▶ [THE EXERCISE]
Copy every entry exactly.

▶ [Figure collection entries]
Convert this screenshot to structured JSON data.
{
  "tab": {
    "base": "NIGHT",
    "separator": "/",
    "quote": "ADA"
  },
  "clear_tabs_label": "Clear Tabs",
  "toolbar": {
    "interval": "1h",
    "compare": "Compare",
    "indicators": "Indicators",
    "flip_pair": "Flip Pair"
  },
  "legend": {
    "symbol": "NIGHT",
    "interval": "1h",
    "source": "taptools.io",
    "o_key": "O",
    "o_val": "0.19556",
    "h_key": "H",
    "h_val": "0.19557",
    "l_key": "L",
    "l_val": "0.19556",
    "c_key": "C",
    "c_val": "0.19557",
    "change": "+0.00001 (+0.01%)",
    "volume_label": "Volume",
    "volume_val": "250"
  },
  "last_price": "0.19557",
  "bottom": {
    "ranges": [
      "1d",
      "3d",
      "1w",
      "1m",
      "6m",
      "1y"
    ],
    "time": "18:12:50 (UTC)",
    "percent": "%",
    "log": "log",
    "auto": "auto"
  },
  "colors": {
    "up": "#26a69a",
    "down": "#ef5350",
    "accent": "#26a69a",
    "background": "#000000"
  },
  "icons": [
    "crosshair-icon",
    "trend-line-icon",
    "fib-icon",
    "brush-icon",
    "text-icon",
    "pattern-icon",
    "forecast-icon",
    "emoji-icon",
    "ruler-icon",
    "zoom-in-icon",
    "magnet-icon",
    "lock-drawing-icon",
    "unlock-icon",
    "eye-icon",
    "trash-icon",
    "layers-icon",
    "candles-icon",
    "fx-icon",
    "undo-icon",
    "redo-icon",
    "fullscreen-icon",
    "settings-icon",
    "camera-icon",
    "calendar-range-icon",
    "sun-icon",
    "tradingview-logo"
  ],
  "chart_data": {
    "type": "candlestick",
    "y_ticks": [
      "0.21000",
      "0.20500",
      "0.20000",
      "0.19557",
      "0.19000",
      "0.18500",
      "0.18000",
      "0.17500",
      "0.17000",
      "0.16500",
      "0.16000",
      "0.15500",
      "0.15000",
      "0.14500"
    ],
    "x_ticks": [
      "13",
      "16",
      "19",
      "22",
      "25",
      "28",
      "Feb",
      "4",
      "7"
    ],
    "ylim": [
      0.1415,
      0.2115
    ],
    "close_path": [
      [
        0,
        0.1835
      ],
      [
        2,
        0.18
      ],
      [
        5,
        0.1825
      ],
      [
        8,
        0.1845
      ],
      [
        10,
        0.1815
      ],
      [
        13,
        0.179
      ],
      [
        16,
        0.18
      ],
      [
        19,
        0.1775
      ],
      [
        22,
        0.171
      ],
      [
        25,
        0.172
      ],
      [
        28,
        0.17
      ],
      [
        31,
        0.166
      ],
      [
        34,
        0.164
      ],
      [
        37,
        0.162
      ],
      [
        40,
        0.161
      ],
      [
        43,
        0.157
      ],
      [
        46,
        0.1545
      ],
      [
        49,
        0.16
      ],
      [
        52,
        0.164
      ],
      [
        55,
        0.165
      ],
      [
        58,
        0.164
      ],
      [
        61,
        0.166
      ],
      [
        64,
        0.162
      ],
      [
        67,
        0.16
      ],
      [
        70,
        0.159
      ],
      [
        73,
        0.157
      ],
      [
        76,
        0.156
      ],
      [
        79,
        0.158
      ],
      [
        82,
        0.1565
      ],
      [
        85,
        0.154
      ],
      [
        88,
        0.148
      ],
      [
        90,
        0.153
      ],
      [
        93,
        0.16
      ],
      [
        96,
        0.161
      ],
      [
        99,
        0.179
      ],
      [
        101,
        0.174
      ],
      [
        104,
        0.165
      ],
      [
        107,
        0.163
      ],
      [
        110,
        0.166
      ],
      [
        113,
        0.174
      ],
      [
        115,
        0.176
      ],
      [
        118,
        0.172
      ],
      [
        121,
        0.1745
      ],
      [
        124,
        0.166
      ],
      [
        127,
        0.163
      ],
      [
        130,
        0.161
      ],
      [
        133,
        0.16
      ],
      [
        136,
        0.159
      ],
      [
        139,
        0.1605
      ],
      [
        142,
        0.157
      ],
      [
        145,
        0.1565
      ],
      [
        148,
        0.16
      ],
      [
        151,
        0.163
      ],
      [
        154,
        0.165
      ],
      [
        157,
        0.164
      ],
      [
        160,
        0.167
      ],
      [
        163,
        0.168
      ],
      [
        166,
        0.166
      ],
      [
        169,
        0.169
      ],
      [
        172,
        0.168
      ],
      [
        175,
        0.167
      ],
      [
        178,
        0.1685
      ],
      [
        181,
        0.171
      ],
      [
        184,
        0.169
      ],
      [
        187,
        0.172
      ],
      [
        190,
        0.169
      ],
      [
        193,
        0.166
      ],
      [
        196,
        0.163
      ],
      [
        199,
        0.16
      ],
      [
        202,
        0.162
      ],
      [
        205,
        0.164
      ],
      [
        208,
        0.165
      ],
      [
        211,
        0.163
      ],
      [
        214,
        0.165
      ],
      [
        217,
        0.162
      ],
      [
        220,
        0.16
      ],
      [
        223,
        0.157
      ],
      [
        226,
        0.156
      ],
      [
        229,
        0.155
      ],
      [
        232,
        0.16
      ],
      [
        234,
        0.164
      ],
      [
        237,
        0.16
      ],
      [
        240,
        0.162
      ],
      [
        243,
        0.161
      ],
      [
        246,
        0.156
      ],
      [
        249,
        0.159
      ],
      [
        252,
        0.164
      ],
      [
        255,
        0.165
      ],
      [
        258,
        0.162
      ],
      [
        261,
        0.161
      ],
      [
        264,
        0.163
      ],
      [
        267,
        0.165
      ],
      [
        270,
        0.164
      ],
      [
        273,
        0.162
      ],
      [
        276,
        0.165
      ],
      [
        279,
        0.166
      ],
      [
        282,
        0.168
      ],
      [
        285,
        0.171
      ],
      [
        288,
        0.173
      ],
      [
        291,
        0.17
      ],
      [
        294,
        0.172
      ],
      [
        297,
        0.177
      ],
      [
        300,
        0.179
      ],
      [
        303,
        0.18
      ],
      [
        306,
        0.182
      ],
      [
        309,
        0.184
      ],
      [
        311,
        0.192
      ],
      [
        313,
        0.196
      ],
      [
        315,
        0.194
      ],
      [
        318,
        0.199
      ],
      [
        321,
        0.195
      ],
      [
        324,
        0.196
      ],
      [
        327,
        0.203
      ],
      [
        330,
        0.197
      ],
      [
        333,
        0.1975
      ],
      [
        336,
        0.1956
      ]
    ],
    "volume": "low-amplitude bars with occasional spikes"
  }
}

▶ [SOLUTION TO THIS TASK]
Convert this screenshot to structured JSON data.
{
  "tab": {
    "base": "NIGHT",
    "separator": "/",
    "quote": "ADA"
  },
  "clear_tabs_label": "Clear Tabs",
  "toolbar": {
    "interval": "1h",
    "compare": "Compare",
    "indicators": "Indicators",
    "flip_pair": "Flip Pair"
  },
  "legend": {
    "symbol": "NIGHT",
    "interval": "1h",
    "source": "taptools.io",
    "o_key": "O",
    "o_val": "0.19556",
    "h_key": "H",
    "h_val": "0.19557",
    "l_key": "L",
    "l_val": "0.19556",
    "c_key": "C",
    "c_val": "0.19557",
    "change": "+0.00001 (+0.01%)",
    "volume_label": "Volume",
    "volume_val": "250"
  },
  "last_price": "0.19557",
  "bottom": {
    "ranges": [
      "1d",
      "3d",
      "1w",
      "1m",
      "6m",
      "1y"
    ],
    "time": "18:12:50 (UTC)",
    "percent": "%",
    "log": "log",
    "auto": "auto"
  },
  "colors": {
    "up": "#26a69a",
    "down": "#ef5350",
    "accent": "#26a69a",
    "background": "#000000"
  },
  "icons": [
    "crosshair-icon",
    "trend-line-icon",
    "fib-icon",
    "brush-icon",
    "text-icon",
    "pattern-icon",
    "forecast-icon",
    "emoji-icon",
    "ruler-icon",
    "zoom-in-icon",
    "magnet-icon",
    "lock-drawing-icon",
    "unlock-icon",
    "eye-icon",
    "trash-icon",
    "layers-icon",
    "candles-icon",
    "fx-icon",
    "undo-icon",
    "redo-icon",
    "fullscreen-icon",
    "settings-icon",
    "camera-icon",
    "calendar-range-icon",
    "sun-icon",
    "tradingview-logo"
  ],
  "chart_data": {
    "type": "candlestick",
    "y_ticks": [
      "0.21000",
      "0.20500",
      "0.20000",
      "0.19557",
      "0.19000",
      "0.18500",
      "0.18000",
      "0.17500",
      "0.17000",
      "0.16500",
      "0.16000",
      "0.15500",
      "0.15000",
      "0.14500"
    ],
    "x_ticks": [
      "13",
      "16",
      "19",
      "22",
      "25",
      "28",
      "Feb",
      "4",
      "7"
    ],
    "ylim": [
      0.1415,
      0.2115
    ],
    "close_path": [
      [
        0,
        0.1835
      ],
      [
        2,
        0.18
      ],
      [
        5,
        0.1825
      ],
      [
        8,
        0.1845
      ],
      [
        10,
        0.1815
      ],
      [
        13,
        0.179
      ],
      [
        16,
        0.18
      ],
      [
        19,
        0.1775
      ],
      [
        22,
        0.171
      ],
      [
        25,
        0.172
      ],
      [
        28,
        0.17
      ],
      [
        31,
        0.166
      ],
      [
        34,
        0.164
      ],
      [
        37,
        0.162
      ],
      [
        40,
        0.161
      ],
      [
        43,
        0.157
      ],
      [
        46,
        0.1545
      ],
      [
        49,
        0.16
      ],
      [
        52,
        0.164
      ],
      [
        55,
        0.165
      ],
      [
        58,
        0.164
      ],
      [
        61,
        0.166
      ],
      [
        64,
        0.162
      ],
      [
        67,
        0.16
      ],
      [
        70,
        0.159
      ],
      [
        73,
        0.157
      ],
      [
        76,
        0.156
      ],
      [
        79,
        0.158
      ],
      [
        82,
        0.1565
      ],
      [
        85,
        0.154
      ],
      [
        88,
        0.148
      ],
      [
        90,
        0.153
      ],
      [
        93,
        0.16
      ],
      [
        96,
        0.161
      ],
      [
        99,
        0.179
      ],
      [
        101,
        0.174
      ],
      [
        104,
        0.165
      ],
      [
        107,
        0.163
      ],
      [
        110,
        0.166
      ],
      [
        113,
        0.174
      ],
      [
        115,
        0.176
      ],
      [
        118,
        0.172
      ],
      [
        121,
        0.1745
      ],
      [
        124,
        0.166
      ],
      [
        127,
        0.163
      ],
      [
        130,
        0.161
      ],
      [
        133,
        0.16
      ],
      [
        136,
        0.159
      ],
      [
        139,
        0.1605
      ],
      [
        142,
        0.157
      ],
      [
        145,
        0.1565
      ],
      [
        148,
        0.16
      ],
      [
        151,
        0.163
      ],
      [
        154,
        0.165
      ],
      [
        157,
        0.164
      ],
      [
        160,
        0.167
      ],
      [
        163,
        0.168
      ],
      [
        166,
        0.166
      ],
      [
        169,
        0.169
      ],
      [
        172,
        0.168
      ],
      [
        175,
        0.167
      ],
      [
        178,
        0.1685
      ],
      [
        181,
        0.171
      ],
      [
        184,
        0.169
      ],
      [
        187,
        0.172
      ],
      [
        190,
        0.169
      ],
      [
        193,
        0.166
      ],
      [
        196,
        0.163
      ],
      [
        199,
        0.16
      ],
      [
        202,
        0.162
      ],
      [
        205,
        0.164
      ],
      [
        208,
        0.165
      ],
      [
        211,
        0.163
      ],
      [
        214,
        0.165
      ],
      [
        217,
        0.162
      ],
      [
        220,
        0.16
      ],
      [
        223,
        0.157
      ],
      [
        226,
        0.156
      ],
      [
        229,
        0.155
      ],
      [
        232,
        0.16
      ],
      [
        234,
        0.164
      ],
      [
        237,
        0.16
      ],
      [
        240,
        0.162
      ],
      [
        243,
        0.161
      ],
      [
        246,
        0.156
      ],
      [
        249,
        0.159
      ],
      [
        252,
        0.164
      ],
      [
        255,
        0.165
      ],
      [
        258,
        0.162
      ],
      [
        261,
        0.161
      ],
      [
        264,
        0.163
      ],
      [
        267,
        0.165
      ],
      [
        270,
        0.164
      ],
      [
        273,
        0.162
      ],
      [
        276,
        0.165
      ],
      [
        279,
        0.166
      ],
      [
        282,
        0.168
      ],
      [
        285,
        0.171
      ],
      [
        288,
        0.173
      ],
      [
        291,
        0.17
      ],
      [
        294,
        0.172
      ],
      [
        297,
        0.177
      ],
      [
        300,
        0.179
      ],
      [
        303,
        0.18
      ],
      [
        306,
        0.182
      ],
      [
        309,
        0.184
      ],
      [
        311,
        0.192
      ],
      [
        313,
        0.196
      ],
      [
        315,
        0.194
      ],
      [
        318,
        0.199
      ],
      [
        321,
        0.195
      ],
      [
        324,
        0.196
      ],
      [
        327,
        0.203
      ],
      [
        330,
        0.197
      ],
      [
        333,
        0.1975
      ],
      [
        336,
        0.1956
      ]
    ],
    "volume": "low-amplitude bars with occasional spikes"
  }
}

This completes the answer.